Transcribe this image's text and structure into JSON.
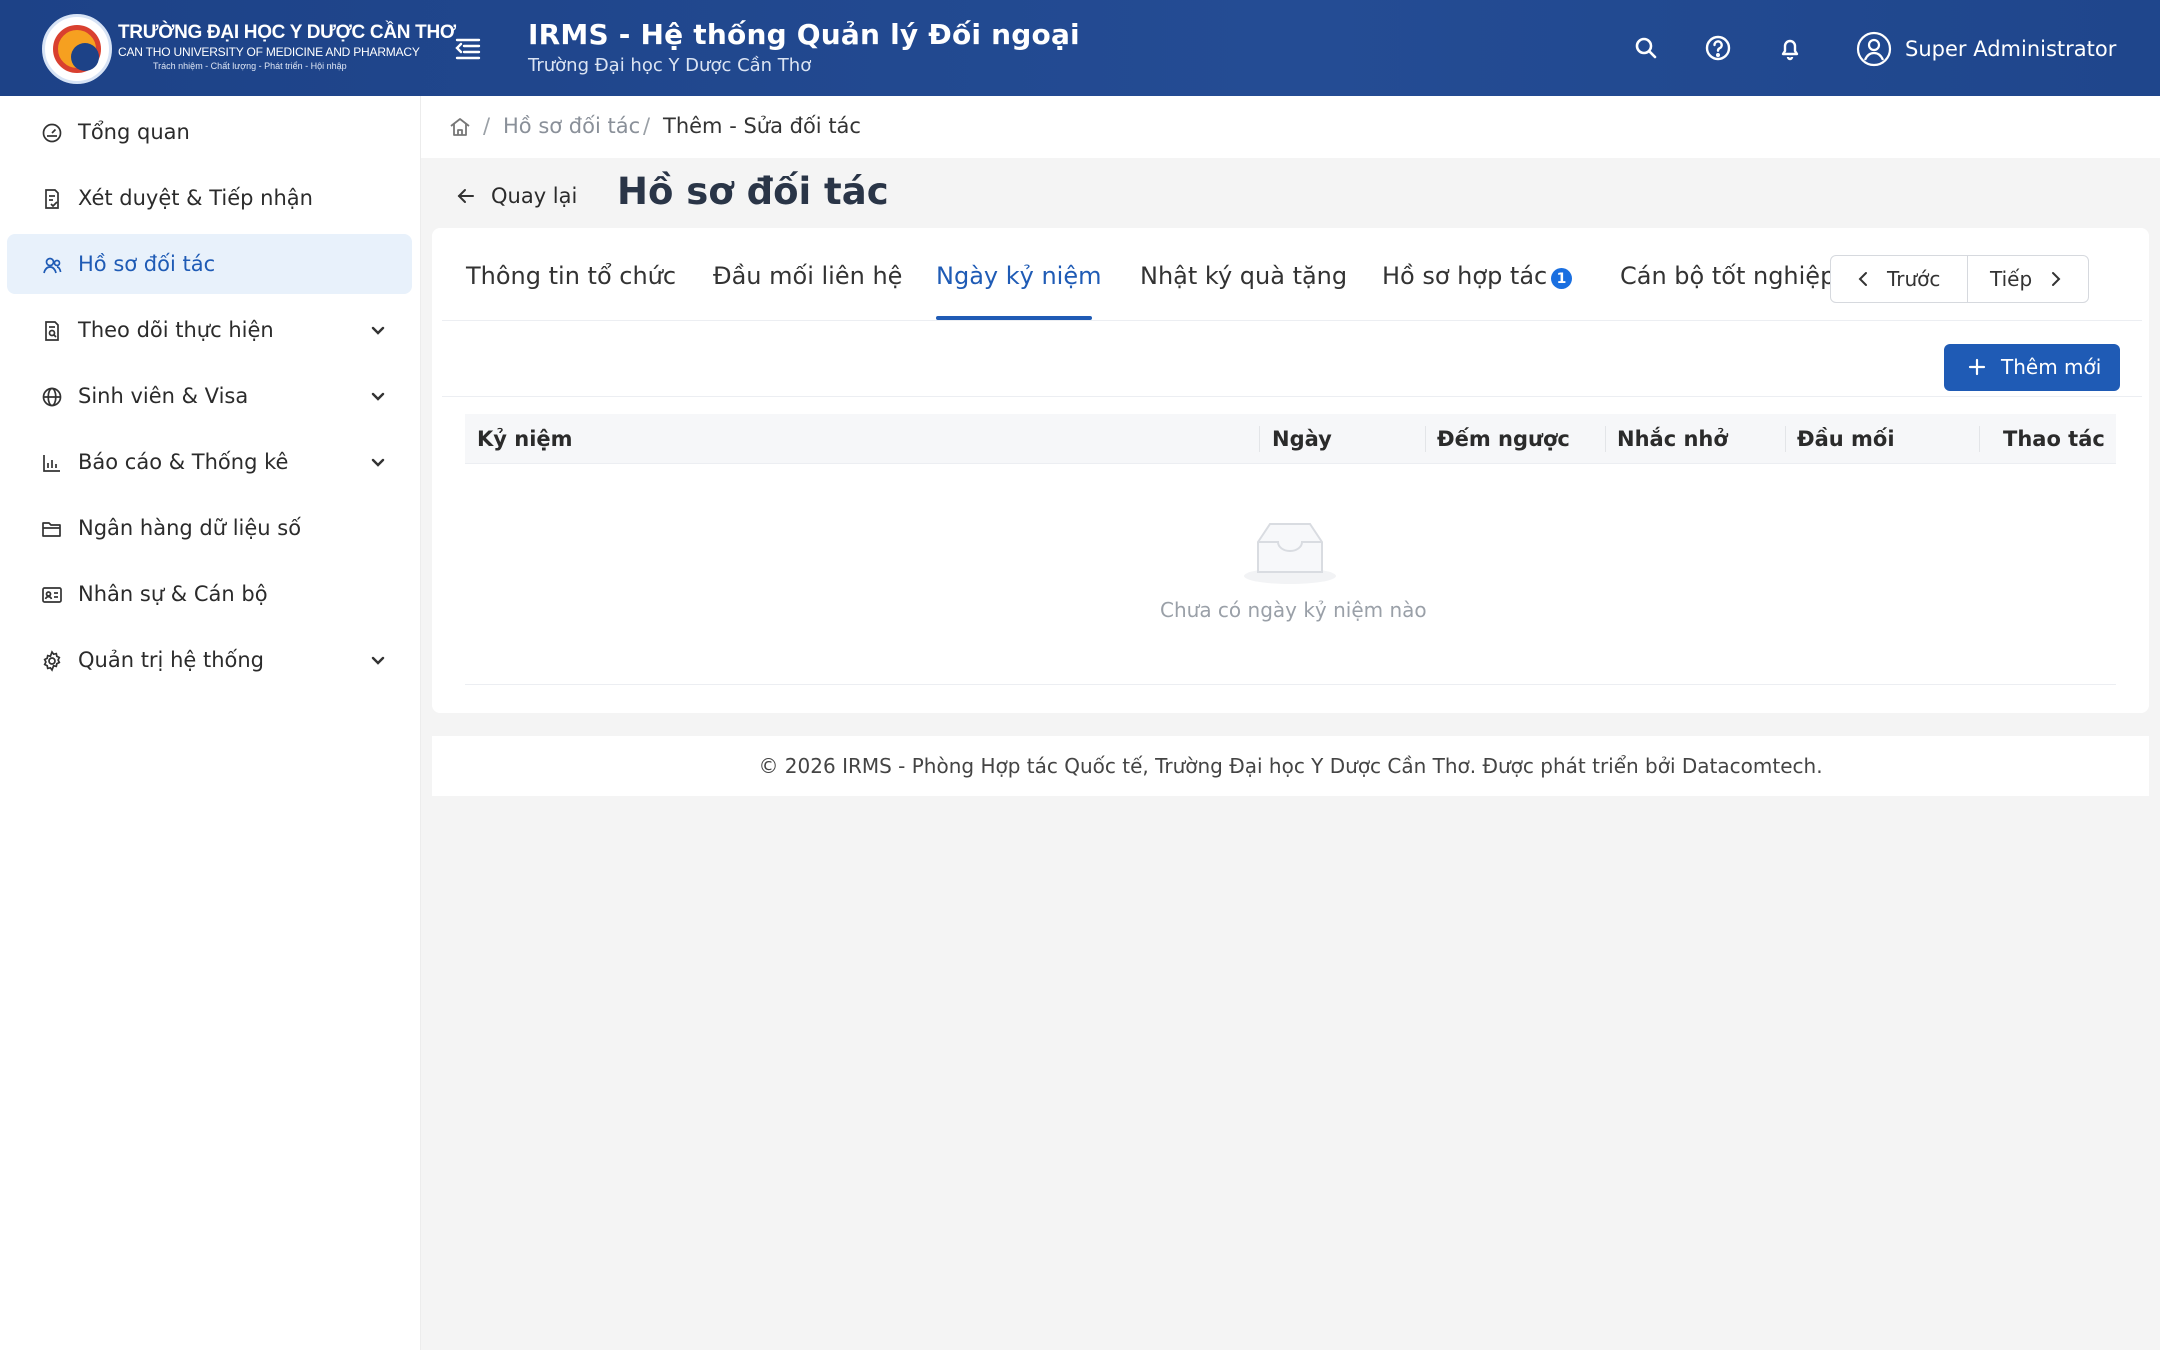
{
  "header": {
    "university_name": "TRƯỜNG ĐẠI HỌC Y DƯỢC CẦN THƠ",
    "university_name_en": "CAN THO UNIVERSITY OF MEDICINE AND PHARMACY",
    "university_motto": "Trách nhiệm - Chất lượng - Phát triển - Hội nhập",
    "app_title": "IRMS - Hệ thống Quản lý Đối ngoại",
    "app_subtitle": "Trường Đại học Y Dược Cần Thơ",
    "user_name": "Super Administrator"
  },
  "sidebar": {
    "items": [
      {
        "label": "Tổng quan",
        "icon": "dashboard-icon",
        "active": false,
        "expandable": false
      },
      {
        "label": "Xét duyệt & Tiếp nhận",
        "icon": "document-check-icon",
        "active": false,
        "expandable": false
      },
      {
        "label": "Hồ sơ đối tác",
        "icon": "users-icon",
        "active": true,
        "expandable": false
      },
      {
        "label": "Theo dõi thực hiện",
        "icon": "document-search-icon",
        "active": false,
        "expandable": true
      },
      {
        "label": "Sinh viên & Visa",
        "icon": "globe-icon",
        "active": false,
        "expandable": true
      },
      {
        "label": "Báo cáo & Thống kê",
        "icon": "bar-chart-icon",
        "active": false,
        "expandable": true
      },
      {
        "label": "Ngân hàng dữ liệu số",
        "icon": "folder-icon",
        "active": false,
        "expandable": false
      },
      {
        "label": "Nhân sự & Cán bộ",
        "icon": "id-card-icon",
        "active": false,
        "expandable": false
      },
      {
        "label": "Quản trị hệ thống",
        "icon": "gear-icon",
        "active": false,
        "expandable": true
      }
    ]
  },
  "breadcrumb": {
    "items": [
      "Hồ sơ đối tác",
      "Thêm - Sửa đối tác"
    ],
    "separator": "/"
  },
  "page": {
    "back_label": "Quay lại",
    "title": "Hồ sơ đối tác"
  },
  "tabs": {
    "items": [
      {
        "label": "Thông tin tổ chức"
      },
      {
        "label": "Đầu mối liên hệ"
      },
      {
        "label": "Ngày kỷ niệm"
      },
      {
        "label": "Nhật ký quà tặng"
      },
      {
        "label": "Hồ sơ hợp tác",
        "badge": "1"
      },
      {
        "label": "Cán bộ tốt nghiệp"
      }
    ],
    "active_index": 2,
    "prev_label": "Trước",
    "next_label": "Tiếp"
  },
  "toolbar": {
    "add_label": "Thêm mới"
  },
  "table": {
    "columns": [
      "Kỷ niệm",
      "Ngày",
      "Đếm ngược",
      "Nhắc nhở",
      "Đầu mối",
      "Thao tác"
    ],
    "rows": [],
    "empty_text": "Chưa có ngày kỷ niệm nào"
  },
  "footer": {
    "text": "© 2026 IRMS - Phòng Hợp tác Quốc tế, Trường Đại học Y Dược Cần Thơ. Được phát triển bởi Datacomtech."
  },
  "colors": {
    "header_bg": "#1f468c",
    "primary": "#1f5bb5",
    "active_nav_bg": "#e8f1fb",
    "badge": "#1a6fe0"
  }
}
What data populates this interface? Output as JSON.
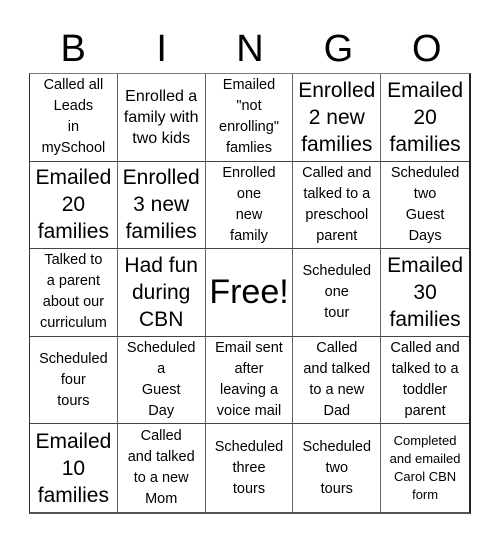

**Exercise**.
Output the data above without changes, apart from leaving out the pictures.

**Solution to this exercise**.
Transcribe this image's text and structure into JSON.
{
  "header": {
    "university_name": "TRƯỜNG ĐẠI HỌC Y DƯỢC CẦN THƠ",
    "university_name_en": "CAN THO UNIVERSITY OF MEDICINE AND PHARMACY",
    "university_motto": "Trách nhiệm - Chất lượng - Phát triển - Hội nhập",
    "app_title": "IRMS - Hệ thống Quản lý Đối ngoại",
    "app_subtitle": "Trường Đại học Y Dược Cần Thơ",
    "user_name": "Super Administrator"
  },
  "sidebar": {
    "items": [
      {
        "label": "Tổng quan",
        "icon": "dashboard-icon",
        "active": false,
        "expandable": false
      },
      {
        "label": "Xét duyệt & Tiếp nhận",
        "icon": "document-check-icon",
        "active": false,
        "expandable": false
      },
      {
        "label": "Hồ sơ đối tác",
        "icon": "users-icon",
        "active": true,
        "expandable": false
      },
      {
        "label": "Theo dõi thực hiện",
        "icon": "document-search-icon",
        "active": false,
        "expandable": true
      },
      {
        "label": "Sinh viên & Visa",
        "icon": "globe-icon",
        "active": false,
        "expandable": true
      },
      {
        "label": "Báo cáo & Thống kê",
        "icon": "bar-chart-icon",
        "active": false,
        "expandable": true
      },
      {
        "label": "Ngân hàng dữ liệu số",
        "icon": "folder-icon",
        "active": false,
        "expandable": false
      },
      {
        "label": "Nhân sự & Cán bộ",
        "icon": "id-card-icon",
        "active": false,
        "expandable": false
      },
      {
        "label": "Quản trị hệ thống",
        "icon": "gear-icon",
        "active": false,
        "expandable": true
      }
    ]
  },
  "breadcrumb": {
    "items": [
      "Hồ sơ đối tác",
      "Thêm - Sửa đối tác"
    ],
    "separator": "/"
  },
  "page": {
    "back_label": "Quay lại",
    "title": "Hồ sơ đối tác"
  },
  "tabs": {
    "items": [
      {
        "label": "Thông tin tổ chức"
      },
      {
        "label": "Đầu mối liên hệ"
      },
      {
        "label": "Ngày kỷ niệm"
      },
      {
        "label": "Nhật ký quà tặng"
      },
      {
        "label": "Hồ sơ hợp tác",
        "badge": "1"
      },
      {
        "label": "Cán bộ tốt nghiệp"
      }
    ],
    "active_index": 2,
    "prev_label": "Trước",
    "next_label": "Tiếp"
  },
  "toolbar": {
    "add_label": "Thêm mới"
  },
  "table": {
    "columns": [
      "Kỷ niệm",
      "Ngày",
      "Đếm ngược",
      "Nhắc nhở",
      "Đầu mối",
      "Thao tác"
    ],
    "rows": [],
    "empty_text": "Chưa có ngày kỷ niệm nào"
  },
  "footer": {
    "text": "© 2026 IRMS - Phòng Hợp tác Quốc tế, Trường Đại học Y Dược Cần Thơ. Được phát triển bởi Datacomtech."
  },
  "colors": {
    "header_bg": "#1f468c",
    "primary": "#1f5bb5",
    "active_nav_bg": "#e8f1fb",
    "badge": "#1a6fe0"
  }
}
What data populates this interface? Output as JSON.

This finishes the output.